(PROBLEM)
Determine how many lines in these records hold "Capital". Only the number is wanted.

— start EXTRACTED DATA —

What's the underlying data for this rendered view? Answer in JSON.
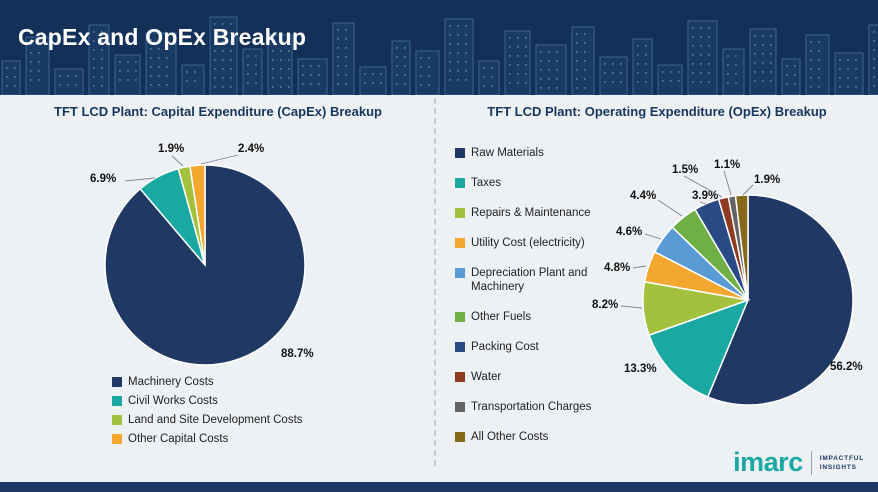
{
  "header": {
    "title": "CapEx and OpEx Breakup"
  },
  "chart_data": [
    {
      "type": "pie",
      "title": "TFT LCD Plant: Capital Expenditure (CapEx) Breakup",
      "labels": [
        "Machinery Costs",
        "Civil Works Costs",
        "Land and Site Development Costs",
        "Other Capital Costs"
      ],
      "values": [
        88.7,
        6.9,
        1.9,
        2.4
      ],
      "colors": [
        "#1f3864",
        "#1aa8a2",
        "#a3c13c",
        "#f3a72e"
      ],
      "legend_position": "bottom",
      "start_angle_deg": 0,
      "direction": "clockwise"
    },
    {
      "type": "pie",
      "title": "TFT LCD Plant: Operating Expenditure (OpEx) Breakup",
      "labels": [
        "Raw Materials",
        "Taxes",
        "Repairs & Maintenance",
        "Utility Cost (electricity)",
        "Depreciation Plant and Machinery",
        "Other Fuels",
        "Packing Cost",
        "Water",
        "Transportation Charges",
        "All Other Costs"
      ],
      "values": [
        56.2,
        13.3,
        8.2,
        4.8,
        4.6,
        4.4,
        3.9,
        1.5,
        1.1,
        1.9
      ],
      "colors": [
        "#1f3864",
        "#1aa8a2",
        "#a3c13c",
        "#f3a72e",
        "#5b9bd5",
        "#6faf46",
        "#2a4a85",
        "#8e3b22",
        "#636363",
        "#86681b"
      ],
      "legend_position": "left",
      "start_angle_deg": 0,
      "direction": "clockwise"
    }
  ],
  "footer": {
    "logo_text": "imarc",
    "tagline_line1": "IMPACTFUL",
    "tagline_line2": "INSIGHTS"
  }
}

— end EXTRACTED DATA —

(REPLY)
2